▶ **Raw records**
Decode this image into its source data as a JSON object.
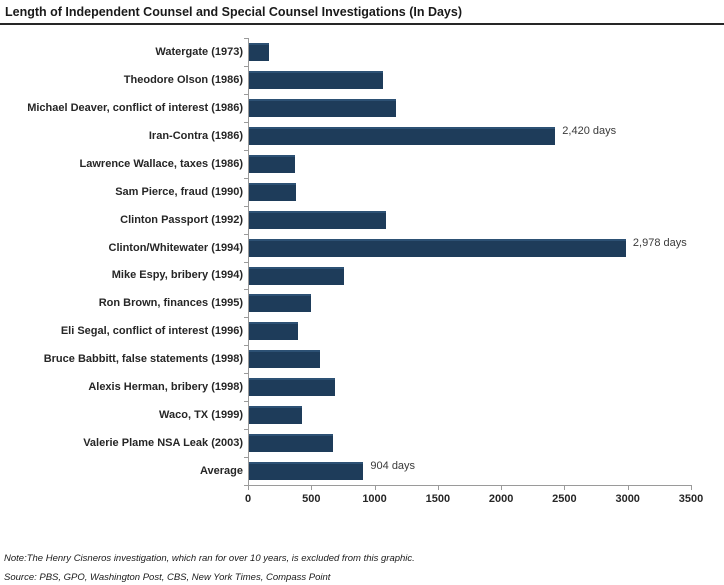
{
  "title": "Length of Independent Counsel and Special Counsel Investigations (In Days)",
  "note": "Note:The Henry Cisneros investigation, which ran for over 10 years, is excluded from this graphic.",
  "source": "Source: PBS, GPO, Washington Post, CBS, New York Times, Compass Point",
  "colors": {
    "bar_fill": "#1e3c5a",
    "bar_top_edge": "#2d5174",
    "axis_line": "#9a9a9a",
    "title_rule": "#262626",
    "text": "#262626"
  },
  "chart_data": {
    "type": "bar",
    "orientation": "horizontal",
    "title": "Length of Independent Counsel and Special Counsel Investigations (In Days)",
    "xlabel": "",
    "ylabel": "",
    "xlim": [
      0,
      3500
    ],
    "x_ticks": [
      0,
      500,
      1000,
      1500,
      2000,
      2500,
      3000,
      3500
    ],
    "grid": false,
    "legend": false,
    "rows": [
      {
        "category": "Watergate (1973)",
        "value": 160,
        "data_label": null
      },
      {
        "category": "Theodore Olson (1986)",
        "value": 1055,
        "data_label": null
      },
      {
        "category": "Michael Deaver, conflict of interest (1986)",
        "value": 1165,
        "data_label": null
      },
      {
        "category": "Iran-Contra (1986)",
        "value": 2420,
        "data_label": "2,420 days"
      },
      {
        "category": "Lawrence Wallace, taxes (1986)",
        "value": 365,
        "data_label": null
      },
      {
        "category": "Sam Pierce, fraud (1990)",
        "value": 370,
        "data_label": null
      },
      {
        "category": "Clinton Passport (1992)",
        "value": 1080,
        "data_label": null
      },
      {
        "category": "Clinton/Whitewater (1994)",
        "value": 2978,
        "data_label": "2,978 days"
      },
      {
        "category": "Mike Espy, bribery (1994)",
        "value": 750,
        "data_label": null
      },
      {
        "category": "Ron Brown, finances (1995)",
        "value": 490,
        "data_label": null
      },
      {
        "category": "Eli Segal, conflict of interest (1996)",
        "value": 385,
        "data_label": null
      },
      {
        "category": "Bruce Babbitt, false statements (1998)",
        "value": 560,
        "data_label": null
      },
      {
        "category": "Alexis Herman, bribery (1998)",
        "value": 680,
        "data_label": null
      },
      {
        "category": "Waco, TX (1999)",
        "value": 420,
        "data_label": null
      },
      {
        "category": "Valerie Plame NSA Leak (2003)",
        "value": 660,
        "data_label": null
      },
      {
        "category": "Average",
        "value": 904,
        "data_label": "904 days"
      }
    ]
  }
}
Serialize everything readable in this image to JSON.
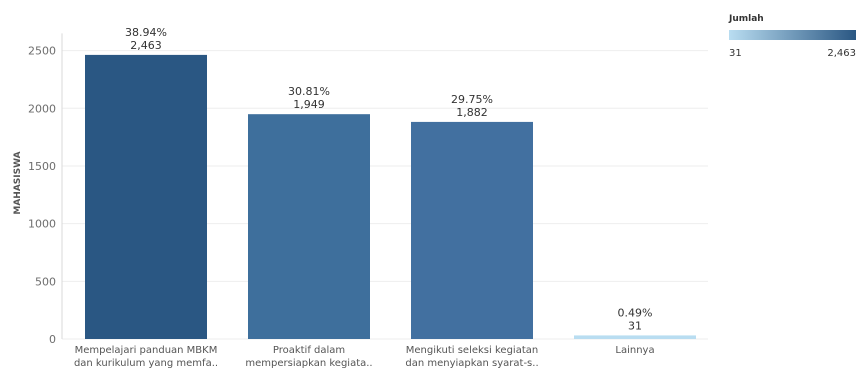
{
  "chart_data": {
    "type": "bar",
    "ylabel": "MAHASISWA",
    "ylim": [
      0,
      2650
    ],
    "yticks": [
      "0",
      "500",
      "1000",
      "1500",
      "2000",
      "2500"
    ],
    "categories": [
      [
        "Mempelajari panduan MBKM",
        "dan kurikulum yang memfa.."
      ],
      [
        "Proaktif dalam",
        "mempersiapkan kegiata.."
      ],
      [
        "Mengikuti seleksi kegiatan",
        "dan menyiapkan syarat-s.."
      ],
      [
        "Lainnya"
      ]
    ],
    "values": [
      2463,
      1949,
      1882,
      31
    ],
    "value_labels": [
      "2,463",
      "1,949",
      "1,882",
      "31"
    ],
    "percent_labels": [
      "38.94%",
      "30.81%",
      "29.75%",
      "0.49%"
    ],
    "bar_colors": [
      "#2a5783",
      "#3e6f9c",
      "#4270a0",
      "#b9ddf1"
    ],
    "grid": true,
    "legend": {
      "title": "Jumlah",
      "min_label": "31",
      "max_label": "2,463",
      "color_low": "#b9ddf1",
      "color_high": "#2a5783",
      "position": "top-right"
    }
  }
}
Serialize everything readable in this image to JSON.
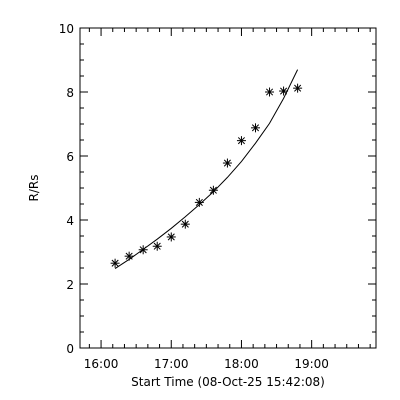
{
  "chart_data": {
    "type": "scatter",
    "xlabel": "Start Time (08-Oct-25 15:42:08)",
    "ylabel": "R/Rs",
    "xlim": [
      "15:42",
      "19:55"
    ],
    "ylim": [
      0,
      10
    ],
    "xticks": [
      {
        "t": "16:00",
        "label": "16:00"
      },
      {
        "t": "17:00",
        "label": "17:00"
      },
      {
        "t": "18:00",
        "label": "18:00"
      },
      {
        "t": "19:00",
        "label": "19:00"
      }
    ],
    "yticks": [
      0,
      2,
      4,
      6,
      8,
      10
    ],
    "grid": false,
    "series": [
      {
        "marker": "asterisk",
        "x": [
          "16:12",
          "16:24",
          "16:36",
          "16:48",
          "17:00",
          "17:12",
          "17:24",
          "17:36",
          "17:48",
          "18:00",
          "18:12",
          "18:24",
          "18:36",
          "18:48"
        ],
        "y": [
          2.65,
          2.87,
          3.07,
          3.18,
          3.47,
          3.87,
          4.55,
          4.93,
          5.78,
          6.48,
          6.88,
          8.0,
          8.03,
          8.12
        ]
      },
      {
        "line": "fit",
        "x": [
          "16:12",
          "16:24",
          "16:36",
          "16:48",
          "17:00",
          "17:12",
          "17:24",
          "17:36",
          "17:48",
          "18:00",
          "18:12",
          "18:24",
          "18:36",
          "18:48"
        ],
        "y": [
          2.48,
          2.77,
          3.08,
          3.4,
          3.74,
          4.1,
          4.48,
          4.88,
          5.33,
          5.83,
          6.4,
          7.02,
          7.8,
          8.7
        ]
      }
    ]
  }
}
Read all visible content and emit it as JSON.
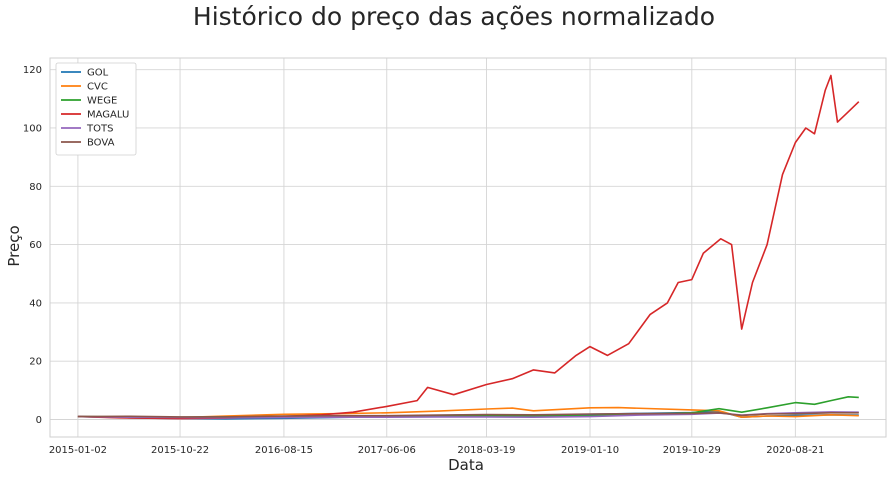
{
  "chart_data": {
    "type": "line",
    "title": "Histórico do preço das ações normalizado",
    "xlabel": "Data",
    "ylabel": "Preço",
    "x_ticks": [
      "2015-01-02",
      "2015-10-22",
      "2016-08-15",
      "2017-06-06",
      "2018-03-19",
      "2019-01-10",
      "2019-10-29",
      "2020-08-21"
    ],
    "y_ticks": [
      0,
      20,
      40,
      60,
      80,
      100,
      120
    ],
    "xlim": [
      "2014-10-14",
      "2021-05-08"
    ],
    "ylim": [
      -6,
      124
    ],
    "grid": true,
    "legend_position": "top-left",
    "series": [
      {
        "name": "GOL",
        "color": "#1f77b4",
        "points": [
          [
            "2015-01-02",
            1.0
          ],
          [
            "2015-06-01",
            0.6
          ],
          [
            "2015-10-22",
            0.3
          ],
          [
            "2016-03-01",
            0.2
          ],
          [
            "2016-08-15",
            0.4
          ],
          [
            "2017-01-10",
            0.7
          ],
          [
            "2017-06-06",
            1.0
          ],
          [
            "2017-11-01",
            1.4
          ],
          [
            "2018-03-19",
            1.6
          ],
          [
            "2018-08-01",
            1.3
          ],
          [
            "2019-01-10",
            1.8
          ],
          [
            "2019-06-01",
            2.1
          ],
          [
            "2019-10-29",
            2.4
          ],
          [
            "2020-01-15",
            2.8
          ],
          [
            "2020-03-20",
            0.8
          ],
          [
            "2020-06-01",
            1.2
          ],
          [
            "2020-08-21",
            1.4
          ],
          [
            "2020-12-01",
            1.6
          ],
          [
            "2021-02-19",
            1.5
          ]
        ]
      },
      {
        "name": "CVC",
        "color": "#ff7f0e",
        "points": [
          [
            "2015-01-02",
            1.0
          ],
          [
            "2015-06-01",
            0.8
          ],
          [
            "2015-10-22",
            0.7
          ],
          [
            "2016-03-01",
            1.2
          ],
          [
            "2016-08-15",
            1.8
          ],
          [
            "2017-01-10",
            2.0
          ],
          [
            "2017-06-06",
            2.3
          ],
          [
            "2017-11-01",
            2.9
          ],
          [
            "2018-03-19",
            3.6
          ],
          [
            "2018-06-01",
            3.9
          ],
          [
            "2018-08-01",
            3.0
          ],
          [
            "2019-01-10",
            4.0
          ],
          [
            "2019-04-01",
            4.1
          ],
          [
            "2019-10-29",
            3.3
          ],
          [
            "2020-01-15",
            3.0
          ],
          [
            "2020-03-20",
            0.8
          ],
          [
            "2020-06-01",
            1.2
          ],
          [
            "2020-08-21",
            1.0
          ],
          [
            "2020-12-01",
            1.6
          ],
          [
            "2021-02-19",
            1.3
          ]
        ]
      },
      {
        "name": "WEGE",
        "color": "#2ca02c",
        "points": [
          [
            "2015-01-02",
            1.0
          ],
          [
            "2015-06-01",
            0.9
          ],
          [
            "2015-10-22",
            0.8
          ],
          [
            "2016-03-01",
            0.9
          ],
          [
            "2016-08-15",
            0.9
          ],
          [
            "2017-01-10",
            1.0
          ],
          [
            "2017-06-06",
            1.2
          ],
          [
            "2017-11-01",
            1.3
          ],
          [
            "2018-03-19",
            1.3
          ],
          [
            "2018-08-01",
            1.2
          ],
          [
            "2019-01-10",
            1.3
          ],
          [
            "2019-06-01",
            1.8
          ],
          [
            "2019-10-29",
            2.3
          ],
          [
            "2020-01-15",
            3.7
          ],
          [
            "2020-03-20",
            2.5
          ],
          [
            "2020-06-01",
            4.0
          ],
          [
            "2020-08-21",
            5.8
          ],
          [
            "2020-10-15",
            5.2
          ],
          [
            "2020-12-01",
            6.5
          ],
          [
            "2021-01-20",
            7.8
          ],
          [
            "2021-02-19",
            7.6
          ]
        ]
      },
      {
        "name": "MAGALU",
        "color": "#d62728",
        "points": [
          [
            "2015-01-02",
            1.0
          ],
          [
            "2015-05-01",
            0.6
          ],
          [
            "2015-10-22",
            0.3
          ],
          [
            "2016-03-01",
            0.5
          ],
          [
            "2016-08-15",
            1.1
          ],
          [
            "2016-12-01",
            1.6
          ],
          [
            "2017-03-01",
            2.5
          ],
          [
            "2017-06-06",
            4.5
          ],
          [
            "2017-09-01",
            6.5
          ],
          [
            "2017-10-01",
            11.0
          ],
          [
            "2017-12-15",
            8.5
          ],
          [
            "2018-03-19",
            12.0
          ],
          [
            "2018-06-01",
            14.0
          ],
          [
            "2018-08-01",
            17.0
          ],
          [
            "2018-10-01",
            16.0
          ],
          [
            "2018-12-01",
            22.0
          ],
          [
            "2019-01-10",
            25.0
          ],
          [
            "2019-03-01",
            22.0
          ],
          [
            "2019-05-01",
            26.0
          ],
          [
            "2019-07-01",
            36.0
          ],
          [
            "2019-08-20",
            40.0
          ],
          [
            "2019-09-20",
            47.0
          ],
          [
            "2019-10-29",
            48.0
          ],
          [
            "2019-12-01",
            57.0
          ],
          [
            "2020-01-20",
            62.0
          ],
          [
            "2020-02-20",
            60.0
          ],
          [
            "2020-03-20",
            31.0
          ],
          [
            "2020-04-20",
            47.0
          ],
          [
            "2020-06-01",
            60.0
          ],
          [
            "2020-07-15",
            84.0
          ],
          [
            "2020-08-21",
            95.0
          ],
          [
            "2020-09-20",
            100.0
          ],
          [
            "2020-10-15",
            98.0
          ],
          [
            "2020-11-15",
            113.0
          ],
          [
            "2020-12-01",
            118.0
          ],
          [
            "2020-12-20",
            102.0
          ],
          [
            "2021-01-15",
            105.0
          ],
          [
            "2021-02-19",
            109.0
          ]
        ]
      },
      {
        "name": "TOTS",
        "color": "#9467bd",
        "points": [
          [
            "2015-01-02",
            1.0
          ],
          [
            "2015-06-01",
            0.8
          ],
          [
            "2015-10-22",
            0.7
          ],
          [
            "2016-03-01",
            0.6
          ],
          [
            "2016-08-15",
            0.7
          ],
          [
            "2017-01-10",
            0.8
          ],
          [
            "2017-06-06",
            0.8
          ],
          [
            "2017-11-01",
            0.9
          ],
          [
            "2018-03-19",
            0.9
          ],
          [
            "2018-08-01",
            0.8
          ],
          [
            "2019-01-10",
            1.0
          ],
          [
            "2019-06-01",
            1.5
          ],
          [
            "2019-10-29",
            1.8
          ],
          [
            "2020-01-15",
            2.2
          ],
          [
            "2020-03-20",
            1.5
          ],
          [
            "2020-06-01",
            2.0
          ],
          [
            "2020-08-21",
            2.3
          ],
          [
            "2020-12-01",
            2.6
          ],
          [
            "2021-02-19",
            2.5
          ]
        ]
      },
      {
        "name": "BOVA",
        "color": "#8c564b",
        "points": [
          [
            "2015-01-02",
            1.0
          ],
          [
            "2015-06-01",
            1.1
          ],
          [
            "2015-10-22",
            0.9
          ],
          [
            "2016-03-01",
            0.9
          ],
          [
            "2016-08-15",
            1.2
          ],
          [
            "2017-01-10",
            1.3
          ],
          [
            "2017-06-06",
            1.3
          ],
          [
            "2017-11-01",
            1.5
          ],
          [
            "2018-03-19",
            1.7
          ],
          [
            "2018-08-01",
            1.6
          ],
          [
            "2019-01-10",
            1.9
          ],
          [
            "2019-06-01",
            2.0
          ],
          [
            "2019-10-29",
            2.1
          ],
          [
            "2020-01-15",
            2.3
          ],
          [
            "2020-03-20",
            1.4
          ],
          [
            "2020-06-01",
            1.9
          ],
          [
            "2020-08-21",
            2.0
          ],
          [
            "2020-12-01",
            2.3
          ],
          [
            "2021-02-19",
            2.3
          ]
        ]
      }
    ]
  }
}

▶ **What the task asks**
Go through the entries and return each line where the word "interest" appears.

▶ **Exercise response**
        "category": "Michael Deaver, conflict of interest (1986)",
        "category": "Eli Segal, conflict of interest (1996)",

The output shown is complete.